[Records from a data collection]
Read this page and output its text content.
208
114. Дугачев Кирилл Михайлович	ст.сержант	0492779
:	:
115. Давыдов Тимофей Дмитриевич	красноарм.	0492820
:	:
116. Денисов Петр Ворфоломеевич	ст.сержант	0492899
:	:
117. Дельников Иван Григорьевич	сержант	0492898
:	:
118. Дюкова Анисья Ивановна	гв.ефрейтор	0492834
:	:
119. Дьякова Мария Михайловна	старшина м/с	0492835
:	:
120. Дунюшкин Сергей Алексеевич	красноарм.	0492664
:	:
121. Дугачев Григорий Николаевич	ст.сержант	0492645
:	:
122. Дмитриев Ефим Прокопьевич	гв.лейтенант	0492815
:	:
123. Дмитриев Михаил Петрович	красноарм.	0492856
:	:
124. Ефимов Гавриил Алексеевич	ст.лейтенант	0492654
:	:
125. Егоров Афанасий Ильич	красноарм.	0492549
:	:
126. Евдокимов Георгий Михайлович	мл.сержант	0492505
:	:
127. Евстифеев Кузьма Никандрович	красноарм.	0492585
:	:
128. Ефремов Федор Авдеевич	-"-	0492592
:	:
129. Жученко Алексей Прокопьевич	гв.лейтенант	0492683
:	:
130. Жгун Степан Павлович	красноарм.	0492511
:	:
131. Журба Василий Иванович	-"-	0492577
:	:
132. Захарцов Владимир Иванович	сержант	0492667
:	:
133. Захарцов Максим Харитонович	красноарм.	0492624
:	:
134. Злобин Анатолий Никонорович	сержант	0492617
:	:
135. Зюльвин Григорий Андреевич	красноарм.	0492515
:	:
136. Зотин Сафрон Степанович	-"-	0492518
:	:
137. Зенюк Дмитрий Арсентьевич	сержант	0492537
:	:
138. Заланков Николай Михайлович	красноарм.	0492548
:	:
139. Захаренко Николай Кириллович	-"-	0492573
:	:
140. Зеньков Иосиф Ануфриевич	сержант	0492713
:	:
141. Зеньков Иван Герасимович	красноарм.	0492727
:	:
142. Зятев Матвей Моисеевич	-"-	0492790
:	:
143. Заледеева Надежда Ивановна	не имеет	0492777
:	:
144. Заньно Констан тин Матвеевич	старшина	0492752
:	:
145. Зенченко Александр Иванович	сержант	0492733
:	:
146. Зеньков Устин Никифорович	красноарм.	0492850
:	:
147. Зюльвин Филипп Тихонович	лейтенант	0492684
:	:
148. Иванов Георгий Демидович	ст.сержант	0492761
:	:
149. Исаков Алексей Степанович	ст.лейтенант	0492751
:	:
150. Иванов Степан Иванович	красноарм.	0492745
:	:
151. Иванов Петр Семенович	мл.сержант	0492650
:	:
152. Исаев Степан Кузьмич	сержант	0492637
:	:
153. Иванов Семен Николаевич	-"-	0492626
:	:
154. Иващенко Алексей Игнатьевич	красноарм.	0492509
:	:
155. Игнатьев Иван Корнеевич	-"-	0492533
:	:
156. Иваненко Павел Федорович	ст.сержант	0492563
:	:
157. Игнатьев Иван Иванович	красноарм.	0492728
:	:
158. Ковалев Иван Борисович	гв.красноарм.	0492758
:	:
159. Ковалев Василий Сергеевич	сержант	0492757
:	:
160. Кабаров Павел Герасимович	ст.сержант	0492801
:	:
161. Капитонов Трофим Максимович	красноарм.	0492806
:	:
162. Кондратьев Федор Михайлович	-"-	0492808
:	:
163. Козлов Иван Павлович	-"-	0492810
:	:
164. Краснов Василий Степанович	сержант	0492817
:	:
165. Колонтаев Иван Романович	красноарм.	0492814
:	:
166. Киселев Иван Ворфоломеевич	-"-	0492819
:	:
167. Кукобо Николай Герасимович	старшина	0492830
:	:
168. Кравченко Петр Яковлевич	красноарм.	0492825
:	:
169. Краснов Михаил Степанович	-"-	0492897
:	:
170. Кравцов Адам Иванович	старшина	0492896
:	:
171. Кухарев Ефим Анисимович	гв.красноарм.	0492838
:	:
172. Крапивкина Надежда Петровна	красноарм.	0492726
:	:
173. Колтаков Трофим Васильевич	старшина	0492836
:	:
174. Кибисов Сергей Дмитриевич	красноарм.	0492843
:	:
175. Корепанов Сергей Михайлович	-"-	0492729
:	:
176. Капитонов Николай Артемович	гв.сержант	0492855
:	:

* * *

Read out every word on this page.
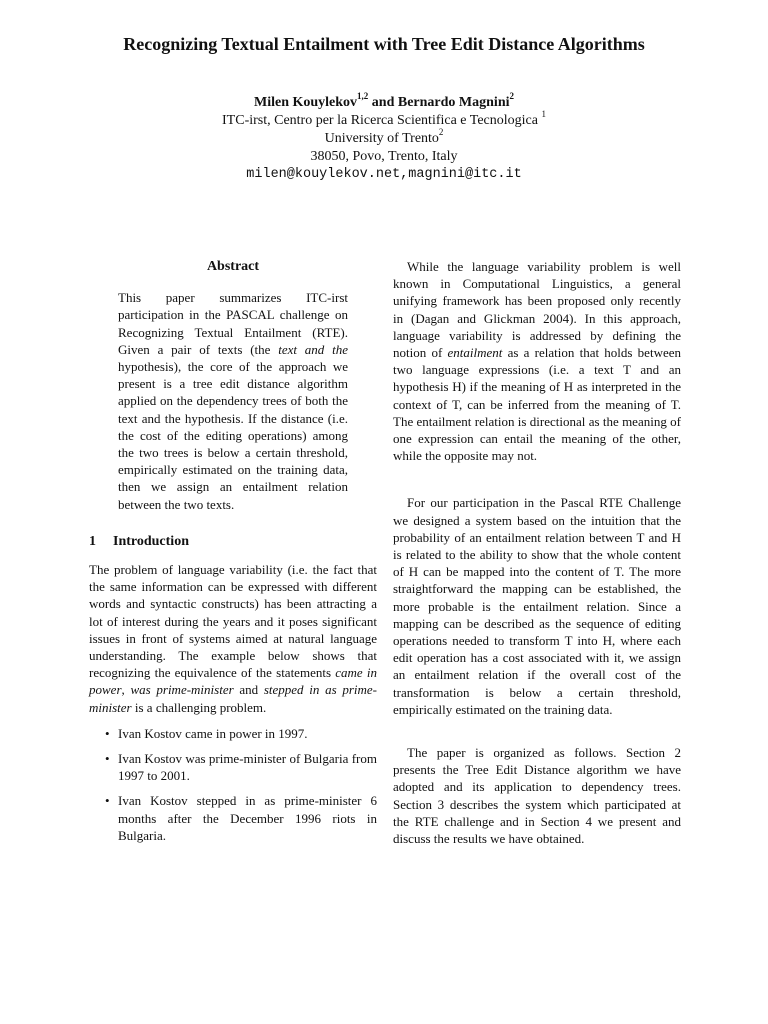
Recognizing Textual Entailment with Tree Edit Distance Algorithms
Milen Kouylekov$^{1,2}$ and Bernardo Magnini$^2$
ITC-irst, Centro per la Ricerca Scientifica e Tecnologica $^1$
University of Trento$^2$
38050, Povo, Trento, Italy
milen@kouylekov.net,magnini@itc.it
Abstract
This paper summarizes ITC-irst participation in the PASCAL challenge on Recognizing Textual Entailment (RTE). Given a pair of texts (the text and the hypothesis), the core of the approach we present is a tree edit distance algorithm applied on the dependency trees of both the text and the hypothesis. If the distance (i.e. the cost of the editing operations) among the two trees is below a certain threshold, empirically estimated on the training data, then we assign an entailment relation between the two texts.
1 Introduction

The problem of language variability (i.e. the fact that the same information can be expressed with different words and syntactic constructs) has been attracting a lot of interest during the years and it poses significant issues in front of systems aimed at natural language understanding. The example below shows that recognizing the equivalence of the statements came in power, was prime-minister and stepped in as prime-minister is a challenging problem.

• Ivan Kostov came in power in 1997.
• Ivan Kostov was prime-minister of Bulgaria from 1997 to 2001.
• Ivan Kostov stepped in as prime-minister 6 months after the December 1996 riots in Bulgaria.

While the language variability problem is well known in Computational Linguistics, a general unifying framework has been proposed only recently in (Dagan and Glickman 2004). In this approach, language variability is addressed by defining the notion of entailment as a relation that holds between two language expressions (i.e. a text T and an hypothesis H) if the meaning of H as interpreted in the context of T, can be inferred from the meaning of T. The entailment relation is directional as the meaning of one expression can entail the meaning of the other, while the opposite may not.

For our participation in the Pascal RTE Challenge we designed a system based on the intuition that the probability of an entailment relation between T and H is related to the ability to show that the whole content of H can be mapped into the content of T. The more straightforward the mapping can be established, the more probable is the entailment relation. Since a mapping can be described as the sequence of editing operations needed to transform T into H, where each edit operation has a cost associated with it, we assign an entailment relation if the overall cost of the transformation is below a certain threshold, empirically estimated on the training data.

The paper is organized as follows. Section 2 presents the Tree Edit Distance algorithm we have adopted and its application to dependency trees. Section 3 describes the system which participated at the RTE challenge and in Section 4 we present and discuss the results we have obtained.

---

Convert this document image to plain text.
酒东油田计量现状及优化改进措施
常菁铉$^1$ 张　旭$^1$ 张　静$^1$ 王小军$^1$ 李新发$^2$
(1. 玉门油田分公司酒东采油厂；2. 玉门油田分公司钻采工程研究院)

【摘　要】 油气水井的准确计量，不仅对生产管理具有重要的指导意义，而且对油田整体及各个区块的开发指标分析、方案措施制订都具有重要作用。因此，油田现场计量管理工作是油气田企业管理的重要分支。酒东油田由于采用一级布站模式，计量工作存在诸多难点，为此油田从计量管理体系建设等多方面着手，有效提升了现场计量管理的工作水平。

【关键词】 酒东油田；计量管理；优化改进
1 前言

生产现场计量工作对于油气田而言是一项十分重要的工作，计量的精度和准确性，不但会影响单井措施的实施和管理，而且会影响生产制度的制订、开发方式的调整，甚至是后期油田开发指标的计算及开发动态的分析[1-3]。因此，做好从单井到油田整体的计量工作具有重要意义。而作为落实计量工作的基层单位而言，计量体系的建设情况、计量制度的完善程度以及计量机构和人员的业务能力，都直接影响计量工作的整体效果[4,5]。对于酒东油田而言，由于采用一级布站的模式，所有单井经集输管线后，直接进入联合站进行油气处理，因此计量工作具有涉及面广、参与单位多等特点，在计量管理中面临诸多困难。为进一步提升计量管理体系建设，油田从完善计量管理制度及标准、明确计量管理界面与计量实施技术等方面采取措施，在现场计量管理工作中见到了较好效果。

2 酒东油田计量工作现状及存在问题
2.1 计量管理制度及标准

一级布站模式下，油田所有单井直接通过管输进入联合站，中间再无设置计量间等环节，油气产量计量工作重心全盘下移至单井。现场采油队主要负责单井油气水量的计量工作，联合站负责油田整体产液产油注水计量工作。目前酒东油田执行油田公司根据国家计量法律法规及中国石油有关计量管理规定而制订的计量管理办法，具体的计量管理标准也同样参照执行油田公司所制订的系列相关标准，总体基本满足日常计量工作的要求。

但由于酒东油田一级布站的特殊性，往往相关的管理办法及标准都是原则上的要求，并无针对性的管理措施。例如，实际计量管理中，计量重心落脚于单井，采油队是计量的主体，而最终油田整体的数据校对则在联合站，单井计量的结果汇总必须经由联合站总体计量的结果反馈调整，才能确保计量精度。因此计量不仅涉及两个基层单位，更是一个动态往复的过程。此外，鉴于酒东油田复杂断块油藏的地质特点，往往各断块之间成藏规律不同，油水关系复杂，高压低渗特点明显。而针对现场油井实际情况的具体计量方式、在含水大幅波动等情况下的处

**WHAT TO DO**
Select and copy every line of the listing with the word "Павел".

**ANSWER TO THE TASK**
156. Иваненко Павел Федорович	ст.сержант	0492563
160. Кабаров Павел Герасимович	ст.сержант	0492801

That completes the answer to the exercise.